## begin Supplied records

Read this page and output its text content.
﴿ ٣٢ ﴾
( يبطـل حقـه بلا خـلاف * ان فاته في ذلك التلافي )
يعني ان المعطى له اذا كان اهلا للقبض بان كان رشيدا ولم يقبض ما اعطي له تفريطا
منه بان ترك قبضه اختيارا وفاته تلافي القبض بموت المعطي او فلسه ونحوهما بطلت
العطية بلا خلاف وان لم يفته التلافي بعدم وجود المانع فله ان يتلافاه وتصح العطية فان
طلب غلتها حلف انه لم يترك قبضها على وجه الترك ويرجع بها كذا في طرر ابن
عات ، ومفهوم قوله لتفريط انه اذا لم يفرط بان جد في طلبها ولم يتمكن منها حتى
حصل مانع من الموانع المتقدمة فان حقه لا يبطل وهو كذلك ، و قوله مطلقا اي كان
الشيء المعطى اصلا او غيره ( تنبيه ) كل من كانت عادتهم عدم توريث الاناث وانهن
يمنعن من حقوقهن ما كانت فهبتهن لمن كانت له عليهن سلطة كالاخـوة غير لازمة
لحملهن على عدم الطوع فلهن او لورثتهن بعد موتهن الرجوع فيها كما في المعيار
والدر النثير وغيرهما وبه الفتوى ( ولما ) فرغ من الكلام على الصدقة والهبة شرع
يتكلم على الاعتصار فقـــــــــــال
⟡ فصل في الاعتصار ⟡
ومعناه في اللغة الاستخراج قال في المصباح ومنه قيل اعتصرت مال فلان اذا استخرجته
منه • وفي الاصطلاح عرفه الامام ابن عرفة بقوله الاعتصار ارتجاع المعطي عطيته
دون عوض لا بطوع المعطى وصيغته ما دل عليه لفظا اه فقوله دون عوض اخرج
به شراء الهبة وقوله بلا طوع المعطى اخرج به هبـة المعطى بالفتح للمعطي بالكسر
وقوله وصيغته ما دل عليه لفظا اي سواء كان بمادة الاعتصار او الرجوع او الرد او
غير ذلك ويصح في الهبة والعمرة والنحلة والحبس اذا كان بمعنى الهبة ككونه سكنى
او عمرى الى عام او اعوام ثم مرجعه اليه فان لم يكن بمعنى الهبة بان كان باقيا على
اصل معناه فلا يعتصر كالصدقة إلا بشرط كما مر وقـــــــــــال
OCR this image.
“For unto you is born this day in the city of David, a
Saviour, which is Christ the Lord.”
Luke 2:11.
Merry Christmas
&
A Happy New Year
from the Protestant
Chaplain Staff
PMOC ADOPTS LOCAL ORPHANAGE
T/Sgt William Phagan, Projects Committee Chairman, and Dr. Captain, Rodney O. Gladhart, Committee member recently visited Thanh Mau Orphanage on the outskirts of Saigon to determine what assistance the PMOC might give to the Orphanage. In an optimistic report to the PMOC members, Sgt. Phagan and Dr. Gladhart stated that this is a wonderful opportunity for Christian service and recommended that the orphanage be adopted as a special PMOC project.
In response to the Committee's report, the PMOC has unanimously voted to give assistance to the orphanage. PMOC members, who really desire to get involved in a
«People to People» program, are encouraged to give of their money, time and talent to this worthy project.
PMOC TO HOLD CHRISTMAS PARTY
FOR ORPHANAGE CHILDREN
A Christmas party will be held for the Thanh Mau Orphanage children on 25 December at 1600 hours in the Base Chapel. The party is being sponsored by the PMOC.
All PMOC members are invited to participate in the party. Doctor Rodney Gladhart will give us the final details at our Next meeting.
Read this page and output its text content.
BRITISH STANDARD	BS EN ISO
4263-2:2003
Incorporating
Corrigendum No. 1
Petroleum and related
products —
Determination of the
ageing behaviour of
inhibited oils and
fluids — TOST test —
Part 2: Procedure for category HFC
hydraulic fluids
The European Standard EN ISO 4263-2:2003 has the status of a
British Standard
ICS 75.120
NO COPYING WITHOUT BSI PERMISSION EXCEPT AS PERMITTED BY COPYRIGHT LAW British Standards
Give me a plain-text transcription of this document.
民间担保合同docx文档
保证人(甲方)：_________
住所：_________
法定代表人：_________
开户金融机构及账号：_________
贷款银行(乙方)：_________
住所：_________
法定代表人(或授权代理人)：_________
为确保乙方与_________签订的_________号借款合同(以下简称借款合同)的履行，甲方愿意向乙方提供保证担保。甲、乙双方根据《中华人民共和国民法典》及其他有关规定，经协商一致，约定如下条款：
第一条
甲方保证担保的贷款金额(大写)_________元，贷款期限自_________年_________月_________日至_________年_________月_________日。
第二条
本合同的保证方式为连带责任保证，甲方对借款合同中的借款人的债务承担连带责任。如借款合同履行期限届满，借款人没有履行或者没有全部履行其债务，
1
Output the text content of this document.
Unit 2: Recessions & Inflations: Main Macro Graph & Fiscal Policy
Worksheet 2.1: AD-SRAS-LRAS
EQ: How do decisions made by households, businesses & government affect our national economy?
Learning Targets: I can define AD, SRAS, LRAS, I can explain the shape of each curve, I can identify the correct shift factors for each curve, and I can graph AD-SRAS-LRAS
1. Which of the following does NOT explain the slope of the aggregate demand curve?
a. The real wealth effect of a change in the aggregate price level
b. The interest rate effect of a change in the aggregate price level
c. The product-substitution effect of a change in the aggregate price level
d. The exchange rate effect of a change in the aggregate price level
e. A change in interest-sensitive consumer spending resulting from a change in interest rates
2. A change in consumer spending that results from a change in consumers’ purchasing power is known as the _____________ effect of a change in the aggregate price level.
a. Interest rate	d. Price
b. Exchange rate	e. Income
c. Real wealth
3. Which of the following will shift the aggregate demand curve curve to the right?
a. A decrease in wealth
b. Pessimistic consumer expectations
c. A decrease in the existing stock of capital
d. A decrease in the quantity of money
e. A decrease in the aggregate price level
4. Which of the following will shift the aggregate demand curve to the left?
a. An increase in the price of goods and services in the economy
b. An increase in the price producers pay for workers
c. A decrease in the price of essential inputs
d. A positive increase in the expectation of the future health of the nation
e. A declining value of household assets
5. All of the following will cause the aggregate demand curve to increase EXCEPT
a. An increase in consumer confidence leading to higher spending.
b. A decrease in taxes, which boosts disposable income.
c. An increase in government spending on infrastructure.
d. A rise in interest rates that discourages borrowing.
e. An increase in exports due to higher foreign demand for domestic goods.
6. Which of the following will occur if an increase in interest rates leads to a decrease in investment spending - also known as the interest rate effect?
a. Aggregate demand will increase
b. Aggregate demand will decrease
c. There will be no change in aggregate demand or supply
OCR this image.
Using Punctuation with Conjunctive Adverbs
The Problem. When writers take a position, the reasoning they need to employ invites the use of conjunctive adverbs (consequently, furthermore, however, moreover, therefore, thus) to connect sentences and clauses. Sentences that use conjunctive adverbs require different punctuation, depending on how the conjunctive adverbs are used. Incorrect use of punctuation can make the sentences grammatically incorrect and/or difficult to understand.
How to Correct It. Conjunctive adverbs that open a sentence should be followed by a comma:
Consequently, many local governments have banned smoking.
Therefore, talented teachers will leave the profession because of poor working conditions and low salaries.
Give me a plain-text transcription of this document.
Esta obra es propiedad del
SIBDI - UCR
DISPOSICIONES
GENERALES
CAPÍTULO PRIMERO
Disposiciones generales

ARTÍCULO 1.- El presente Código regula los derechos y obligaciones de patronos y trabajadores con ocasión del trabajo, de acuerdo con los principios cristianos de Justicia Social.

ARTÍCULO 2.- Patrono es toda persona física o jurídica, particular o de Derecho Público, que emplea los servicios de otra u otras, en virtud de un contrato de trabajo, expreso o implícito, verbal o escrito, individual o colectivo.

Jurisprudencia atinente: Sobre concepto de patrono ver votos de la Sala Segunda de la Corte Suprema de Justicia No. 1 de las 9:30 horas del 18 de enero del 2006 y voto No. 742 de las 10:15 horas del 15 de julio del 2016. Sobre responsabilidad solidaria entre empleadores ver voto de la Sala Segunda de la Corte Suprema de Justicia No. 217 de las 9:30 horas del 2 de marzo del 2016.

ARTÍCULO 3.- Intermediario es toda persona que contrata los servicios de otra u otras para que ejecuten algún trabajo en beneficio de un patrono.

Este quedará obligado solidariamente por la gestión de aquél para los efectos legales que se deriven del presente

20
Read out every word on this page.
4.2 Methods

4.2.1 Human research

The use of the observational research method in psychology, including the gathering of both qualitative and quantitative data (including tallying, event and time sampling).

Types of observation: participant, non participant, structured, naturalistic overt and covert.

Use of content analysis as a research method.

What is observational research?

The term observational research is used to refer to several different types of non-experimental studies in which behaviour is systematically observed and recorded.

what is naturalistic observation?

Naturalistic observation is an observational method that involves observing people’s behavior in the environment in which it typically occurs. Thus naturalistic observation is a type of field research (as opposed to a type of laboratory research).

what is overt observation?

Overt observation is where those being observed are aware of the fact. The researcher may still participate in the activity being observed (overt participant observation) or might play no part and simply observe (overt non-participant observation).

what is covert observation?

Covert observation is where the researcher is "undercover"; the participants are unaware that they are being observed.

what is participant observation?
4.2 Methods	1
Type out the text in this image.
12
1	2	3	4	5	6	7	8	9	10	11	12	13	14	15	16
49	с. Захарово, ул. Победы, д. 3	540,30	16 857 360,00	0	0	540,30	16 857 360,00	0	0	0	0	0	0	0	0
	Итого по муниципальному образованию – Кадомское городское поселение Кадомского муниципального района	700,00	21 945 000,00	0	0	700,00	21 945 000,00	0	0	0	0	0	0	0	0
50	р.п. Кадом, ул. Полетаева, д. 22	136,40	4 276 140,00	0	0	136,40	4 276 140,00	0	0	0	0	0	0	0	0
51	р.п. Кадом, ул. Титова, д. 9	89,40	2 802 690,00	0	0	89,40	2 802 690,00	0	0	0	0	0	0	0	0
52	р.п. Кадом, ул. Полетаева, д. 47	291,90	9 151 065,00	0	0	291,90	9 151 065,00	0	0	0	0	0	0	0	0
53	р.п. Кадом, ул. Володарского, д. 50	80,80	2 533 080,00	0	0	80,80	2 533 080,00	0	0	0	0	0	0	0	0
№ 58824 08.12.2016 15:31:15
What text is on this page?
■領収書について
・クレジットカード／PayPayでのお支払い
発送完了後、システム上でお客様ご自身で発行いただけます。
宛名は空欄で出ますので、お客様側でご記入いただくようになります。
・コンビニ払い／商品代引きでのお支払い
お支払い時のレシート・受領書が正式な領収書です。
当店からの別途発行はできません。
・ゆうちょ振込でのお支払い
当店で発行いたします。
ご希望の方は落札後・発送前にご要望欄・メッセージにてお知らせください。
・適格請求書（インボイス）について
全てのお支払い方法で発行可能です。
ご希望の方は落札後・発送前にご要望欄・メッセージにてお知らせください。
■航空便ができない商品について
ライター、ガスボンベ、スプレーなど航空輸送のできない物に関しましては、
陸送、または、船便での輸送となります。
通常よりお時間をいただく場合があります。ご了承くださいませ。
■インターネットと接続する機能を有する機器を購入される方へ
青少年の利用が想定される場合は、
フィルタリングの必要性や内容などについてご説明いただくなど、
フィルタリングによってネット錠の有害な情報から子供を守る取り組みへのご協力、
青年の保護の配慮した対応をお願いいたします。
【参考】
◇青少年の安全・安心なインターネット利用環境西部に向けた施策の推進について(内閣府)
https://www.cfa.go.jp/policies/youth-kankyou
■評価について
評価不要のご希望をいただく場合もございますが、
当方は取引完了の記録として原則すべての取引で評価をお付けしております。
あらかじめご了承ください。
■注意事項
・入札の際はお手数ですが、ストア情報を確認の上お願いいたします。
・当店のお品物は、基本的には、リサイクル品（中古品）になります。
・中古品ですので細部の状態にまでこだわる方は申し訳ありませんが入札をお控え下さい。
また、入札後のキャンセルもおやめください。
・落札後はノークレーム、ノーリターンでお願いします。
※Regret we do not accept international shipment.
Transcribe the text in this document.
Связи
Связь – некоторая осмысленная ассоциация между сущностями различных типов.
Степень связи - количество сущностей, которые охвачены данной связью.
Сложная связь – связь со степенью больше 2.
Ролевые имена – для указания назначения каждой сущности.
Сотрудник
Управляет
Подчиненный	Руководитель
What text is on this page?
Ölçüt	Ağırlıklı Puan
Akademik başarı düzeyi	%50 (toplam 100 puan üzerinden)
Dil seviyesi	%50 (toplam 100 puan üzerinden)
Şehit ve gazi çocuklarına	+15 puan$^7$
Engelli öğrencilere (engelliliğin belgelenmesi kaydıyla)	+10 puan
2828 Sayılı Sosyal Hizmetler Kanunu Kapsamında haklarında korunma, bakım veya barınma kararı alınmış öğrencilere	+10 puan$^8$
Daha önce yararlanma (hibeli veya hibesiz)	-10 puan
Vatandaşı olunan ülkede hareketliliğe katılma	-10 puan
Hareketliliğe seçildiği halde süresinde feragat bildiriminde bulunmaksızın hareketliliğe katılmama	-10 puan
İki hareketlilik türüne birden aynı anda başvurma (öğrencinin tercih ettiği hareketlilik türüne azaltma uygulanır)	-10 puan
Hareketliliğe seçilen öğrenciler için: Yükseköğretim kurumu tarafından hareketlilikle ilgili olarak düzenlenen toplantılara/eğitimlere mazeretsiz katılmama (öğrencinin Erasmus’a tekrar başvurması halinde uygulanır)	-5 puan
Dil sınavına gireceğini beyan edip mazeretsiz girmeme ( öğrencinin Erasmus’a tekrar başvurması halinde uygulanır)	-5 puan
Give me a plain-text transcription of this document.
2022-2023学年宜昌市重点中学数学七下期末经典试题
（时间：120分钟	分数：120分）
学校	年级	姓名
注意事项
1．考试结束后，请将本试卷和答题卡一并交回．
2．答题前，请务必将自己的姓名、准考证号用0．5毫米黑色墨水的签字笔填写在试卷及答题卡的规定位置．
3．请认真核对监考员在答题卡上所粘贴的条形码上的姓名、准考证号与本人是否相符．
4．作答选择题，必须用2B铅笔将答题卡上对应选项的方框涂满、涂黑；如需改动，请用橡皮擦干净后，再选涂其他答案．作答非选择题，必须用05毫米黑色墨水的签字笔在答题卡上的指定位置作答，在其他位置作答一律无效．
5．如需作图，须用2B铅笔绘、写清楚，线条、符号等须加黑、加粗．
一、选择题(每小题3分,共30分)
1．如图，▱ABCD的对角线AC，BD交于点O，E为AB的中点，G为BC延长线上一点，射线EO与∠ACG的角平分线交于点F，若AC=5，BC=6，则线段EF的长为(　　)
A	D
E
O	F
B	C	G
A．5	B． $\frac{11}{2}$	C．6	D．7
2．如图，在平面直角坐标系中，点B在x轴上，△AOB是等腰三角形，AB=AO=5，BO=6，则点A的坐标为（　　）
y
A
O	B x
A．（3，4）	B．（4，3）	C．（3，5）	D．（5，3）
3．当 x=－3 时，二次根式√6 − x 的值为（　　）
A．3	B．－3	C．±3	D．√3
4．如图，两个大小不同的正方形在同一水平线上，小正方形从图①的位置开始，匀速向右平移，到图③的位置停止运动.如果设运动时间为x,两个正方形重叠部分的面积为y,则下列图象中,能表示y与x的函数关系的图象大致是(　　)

## end Supplied records

- Exercise goal -
Copy every line in the entries above that has the string "وصيغته" in it.

- Solution to this task -
دون عوض لا بطوع المعطى وصيغته ما دل عليه لفظا اه فقوله دون عوض اخرج
وقوله وصيغته ما دل عليه لفظا اي سواء كان بمادة الاعتصار او الرجوع او الرد او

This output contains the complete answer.